Dataset excerpt –
* * * * * * *

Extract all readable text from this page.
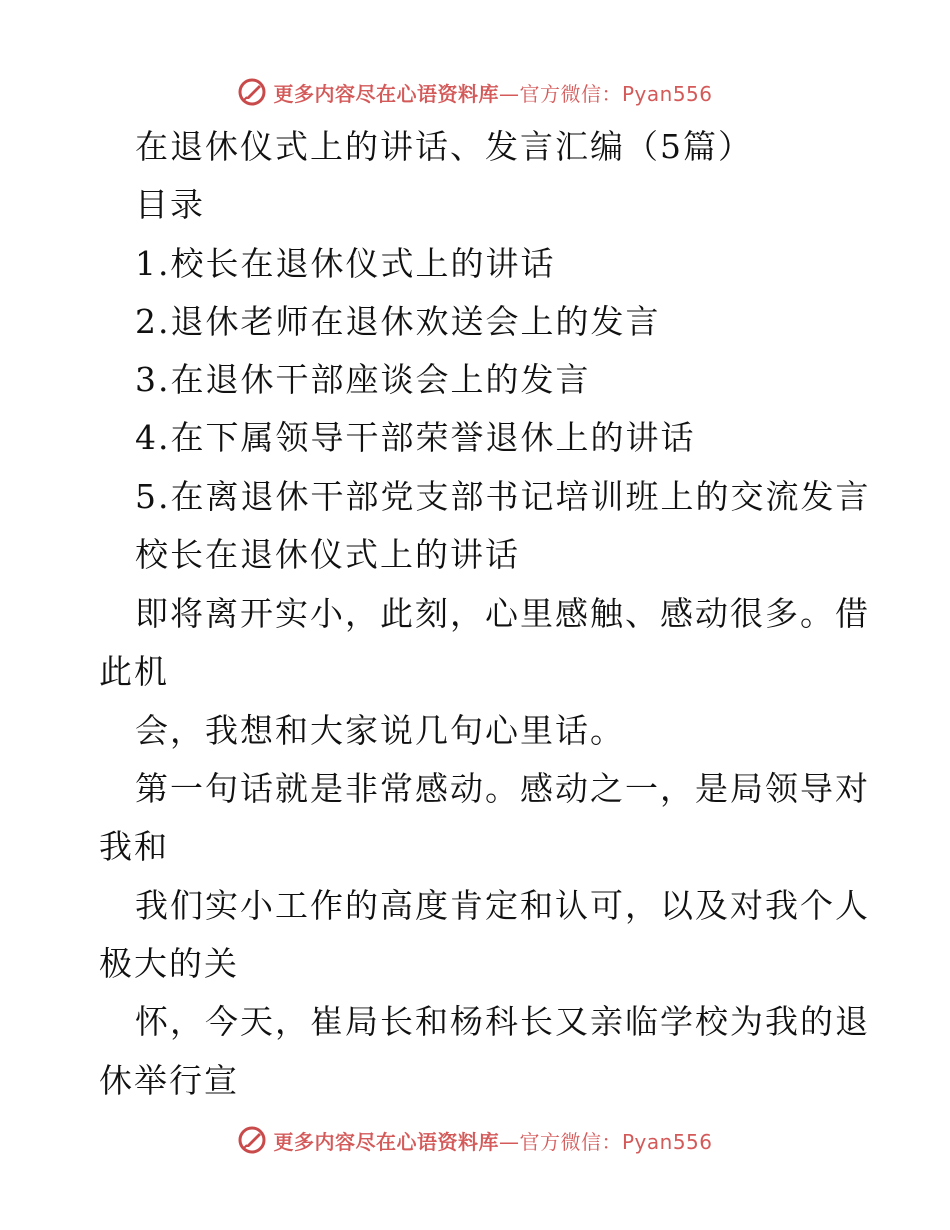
更多内容尽在心语资料库—官方微信：Pyan556
在退休仪式上的讲话、发言汇编（5篇）
目录
1.校长在退休仪式上的讲话
2.退休老师在退休欢送会上的发言
3.在退休干部座谈会上的发言
4.在下属领导干部荣誉退休上的讲话
5.在离退休干部党支部书记培训班上的交流发言
校长在退休仪式上的讲话
即将离开实小，此刻，心里感触、感动很多。借
此机
会，我想和大家说几句心里话。
第一句话就是非常感动。感动之一，是局领导对
我和
我们实小工作的高度肯定和认可，以及对我个人
极大的关
怀，今天，崔局长和杨科长又亲临学校为我的退
休举行宣
更多内容尽在心语资料库—官方微信：Pyan556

* * * * * * *

DO THIS –
Each record above should come back exactly the same, only without its pictures.

FULL OUTPUT –
Extract all readable text from this page.
更多内容尽在心语资料库—官方微信：Pyan556
在退休仪式上的讲话、发言汇编（5篇）
目录
1.校长在退休仪式上的讲话
2.退休老师在退休欢送会上的发言
3.在退休干部座谈会上的发言
4.在下属领导干部荣誉退休上的讲话
5.在离退休干部党支部书记培训班上的交流发言
校长在退休仪式上的讲话
即将离开实小，此刻，心里感触、感动很多。借
此机
会，我想和大家说几句心里话。
第一句话就是非常感动。感动之一，是局领导对
我和
我们实小工作的高度肯定和认可，以及对我个人
极大的关
怀，今天，崔局长和杨科长又亲临学校为我的退
休举行宣
更多内容尽在心语资料库—官方微信：Pyan556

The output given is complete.